_EXERCISE:_ Restate every line of the material, word for word.
-- START DATASET EXTRACT --
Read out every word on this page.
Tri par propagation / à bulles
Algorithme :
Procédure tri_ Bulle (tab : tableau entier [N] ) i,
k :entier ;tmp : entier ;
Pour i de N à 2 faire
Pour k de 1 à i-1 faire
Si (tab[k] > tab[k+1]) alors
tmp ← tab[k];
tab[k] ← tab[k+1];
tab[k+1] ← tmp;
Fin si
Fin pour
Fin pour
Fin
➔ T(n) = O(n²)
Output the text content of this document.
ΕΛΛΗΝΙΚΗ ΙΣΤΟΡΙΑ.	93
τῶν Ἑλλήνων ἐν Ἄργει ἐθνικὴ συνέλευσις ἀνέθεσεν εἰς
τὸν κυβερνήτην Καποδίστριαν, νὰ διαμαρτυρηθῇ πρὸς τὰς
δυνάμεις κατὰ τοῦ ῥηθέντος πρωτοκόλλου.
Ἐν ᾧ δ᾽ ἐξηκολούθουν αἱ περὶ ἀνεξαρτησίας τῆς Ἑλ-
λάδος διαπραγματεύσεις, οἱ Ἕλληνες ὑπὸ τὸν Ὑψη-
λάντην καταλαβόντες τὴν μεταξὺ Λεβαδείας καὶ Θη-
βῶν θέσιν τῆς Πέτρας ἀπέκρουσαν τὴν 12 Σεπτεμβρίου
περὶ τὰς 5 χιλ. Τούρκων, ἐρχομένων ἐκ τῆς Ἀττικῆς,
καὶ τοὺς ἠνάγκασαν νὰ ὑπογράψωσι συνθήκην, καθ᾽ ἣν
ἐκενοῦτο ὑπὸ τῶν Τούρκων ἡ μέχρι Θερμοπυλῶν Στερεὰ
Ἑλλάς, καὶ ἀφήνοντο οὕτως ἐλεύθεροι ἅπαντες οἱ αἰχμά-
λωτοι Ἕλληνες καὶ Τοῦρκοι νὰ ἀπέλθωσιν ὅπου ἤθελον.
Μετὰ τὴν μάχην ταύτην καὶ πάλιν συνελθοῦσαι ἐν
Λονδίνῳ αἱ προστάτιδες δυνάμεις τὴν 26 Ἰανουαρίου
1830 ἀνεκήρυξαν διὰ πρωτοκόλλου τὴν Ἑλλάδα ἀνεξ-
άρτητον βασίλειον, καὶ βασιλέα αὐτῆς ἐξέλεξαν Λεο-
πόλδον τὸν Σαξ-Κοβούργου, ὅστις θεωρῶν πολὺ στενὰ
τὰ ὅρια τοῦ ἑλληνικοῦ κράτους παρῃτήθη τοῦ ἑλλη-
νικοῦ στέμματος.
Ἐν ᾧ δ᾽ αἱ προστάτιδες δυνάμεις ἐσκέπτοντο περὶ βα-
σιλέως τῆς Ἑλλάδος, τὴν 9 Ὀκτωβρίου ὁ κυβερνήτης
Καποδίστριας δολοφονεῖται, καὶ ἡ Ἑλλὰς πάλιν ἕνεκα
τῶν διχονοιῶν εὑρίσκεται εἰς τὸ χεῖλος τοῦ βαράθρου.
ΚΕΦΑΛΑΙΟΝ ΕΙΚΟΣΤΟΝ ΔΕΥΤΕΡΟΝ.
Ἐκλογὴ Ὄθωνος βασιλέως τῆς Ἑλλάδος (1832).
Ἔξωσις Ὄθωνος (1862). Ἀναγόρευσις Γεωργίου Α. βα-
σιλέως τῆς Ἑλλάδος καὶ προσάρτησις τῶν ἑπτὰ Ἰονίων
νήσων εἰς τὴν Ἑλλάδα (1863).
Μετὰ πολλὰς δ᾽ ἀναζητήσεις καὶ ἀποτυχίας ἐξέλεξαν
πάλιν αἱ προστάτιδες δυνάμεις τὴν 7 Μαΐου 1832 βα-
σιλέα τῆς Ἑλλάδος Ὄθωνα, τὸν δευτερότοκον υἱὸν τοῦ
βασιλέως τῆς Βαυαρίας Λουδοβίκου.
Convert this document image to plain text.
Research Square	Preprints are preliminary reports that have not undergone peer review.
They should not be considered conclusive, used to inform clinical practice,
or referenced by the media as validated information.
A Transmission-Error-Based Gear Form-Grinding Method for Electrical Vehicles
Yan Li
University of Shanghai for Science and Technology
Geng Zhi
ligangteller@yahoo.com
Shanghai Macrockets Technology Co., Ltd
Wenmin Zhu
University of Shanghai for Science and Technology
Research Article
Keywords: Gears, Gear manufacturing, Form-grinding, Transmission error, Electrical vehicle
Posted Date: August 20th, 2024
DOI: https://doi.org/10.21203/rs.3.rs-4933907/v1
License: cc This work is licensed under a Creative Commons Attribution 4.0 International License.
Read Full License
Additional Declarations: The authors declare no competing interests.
-- END DATASET EXTRACT --
_OUTPUT FOR THIS EXERCISE:_
Read out every word on this page.
Tri par propagation / à bulles
Algorithme :
Procédure tri_ Bulle (tab : tableau entier [N] ) i,
k :entier ;tmp : entier ;
Pour i de N à 2 faire
Pour k de 1 à i-1 faire
Si (tab[k] > tab[k+1]) alors
tmp ← tab[k];
tab[k] ← tab[k+1];
tab[k+1] ← tmp;
Fin si
Fin pour
Fin pour
Fin
➔ T(n) = O(n²)
Output the text content of this document.
ΕΛΛΗΝΙΚΗ ΙΣΤΟΡΙΑ.	93
τῶν Ἑλλήνων ἐν Ἄργει ἐθνικὴ συνέλευσις ἀνέθεσεν εἰς
τὸν κυβερνήτην Καποδίστριαν, νὰ διαμαρτυρηθῇ πρὸς τὰς
δυνάμεις κατὰ τοῦ ῥηθέντος πρωτοκόλλου.
Ἐν ᾧ δ᾽ ἐξηκολούθουν αἱ περὶ ἀνεξαρτησίας τῆς Ἑλ-
λάδος διαπραγματεύσεις, οἱ Ἕλληνες ὑπὸ τὸν Ὑψη-
λάντην καταλαβόντες τὴν μεταξὺ Λεβαδείας καὶ Θη-
βῶν θέσιν τῆς Πέτρας ἀπέκρουσαν τὴν 12 Σεπτεμβρίου
περὶ τὰς 5 χιλ. Τούρκων, ἐρχομένων ἐκ τῆς Ἀττικῆς,
καὶ τοὺς ἠνάγκασαν νὰ ὑπογράψωσι συνθήκην, καθ᾽ ἣν
ἐκενοῦτο ὑπὸ τῶν Τούρκων ἡ μέχρι Θερμοπυλῶν Στερεὰ
Ἑλλάς, καὶ ἀφήνοντο οὕτως ἐλεύθεροι ἅπαντες οἱ αἰχμά-
λωτοι Ἕλληνες καὶ Τοῦρκοι νὰ ἀπέλθωσιν ὅπου ἤθελον.
Μετὰ τὴν μάχην ταύτην καὶ πάλιν συνελθοῦσαι ἐν
Λονδίνῳ αἱ προστάτιδες δυνάμεις τὴν 26 Ἰανουαρίου
1830 ἀνεκήρυξαν διὰ πρωτοκόλλου τὴν Ἑλλάδα ἀνεξ-
άρτητον βασίλειον, καὶ βασιλέα αὐτῆς ἐξέλεξαν Λεο-
πόλδον τὸν Σαξ-Κοβούργου, ὅστις θεωρῶν πολὺ στενὰ
τὰ ὅρια τοῦ ἑλληνικοῦ κράτους παρῃτήθη τοῦ ἑλλη-
νικοῦ στέμματος.
Ἐν ᾧ δ᾽ αἱ προστάτιδες δυνάμεις ἐσκέπτοντο περὶ βα-
σιλέως τῆς Ἑλλάδος, τὴν 9 Ὀκτωβρίου ὁ κυβερνήτης
Καποδίστριας δολοφονεῖται, καὶ ἡ Ἑλλὰς πάλιν ἕνεκα
τῶν διχονοιῶν εὑρίσκεται εἰς τὸ χεῖλος τοῦ βαράθρου.
ΚΕΦΑΛΑΙΟΝ ΕΙΚΟΣΤΟΝ ΔΕΥΤΕΡΟΝ.
Ἐκλογὴ Ὄθωνος βασιλέως τῆς Ἑλλάδος (1832).
Ἔξωσις Ὄθωνος (1862). Ἀναγόρευσις Γεωργίου Α. βα-
σιλέως τῆς Ἑλλάδος καὶ προσάρτησις τῶν ἑπτὰ Ἰονίων
νήσων εἰς τὴν Ἑλλάδα (1863).
Μετὰ πολλὰς δ᾽ ἀναζητήσεις καὶ ἀποτυχίας ἐξέλεξαν
πάλιν αἱ προστάτιδες δυνάμεις τὴν 7 Μαΐου 1832 βα-
σιλέα τῆς Ἑλλάδος Ὄθωνα, τὸν δευτερότοκον υἱὸν τοῦ
βασιλέως τῆς Βαυαρίας Λουδοβίκου.
Convert this document image to plain text.
Research Square	Preprints are preliminary reports that have not undergone peer review.
They should not be considered conclusive, used to inform clinical practice,
or referenced by the media as validated information.
A Transmission-Error-Based Gear Form-Grinding Method for Electrical Vehicles
Yan Li
University of Shanghai for Science and Technology
Geng Zhi
ligangteller@yahoo.com
Shanghai Macrockets Technology Co., Ltd
Wenmin Zhu
University of Shanghai for Science and Technology
Research Article
Keywords: Gears, Gear manufacturing, Form-grinding, Transmission error, Electrical vehicle
Posted Date: August 20th, 2024
DOI: https://doi.org/10.21203/rs.3.rs-4933907/v1
License: cc This work is licensed under a Creative Commons Attribution 4.0 International License.
Read Full License
Additional Declarations: The authors declare no competing interests.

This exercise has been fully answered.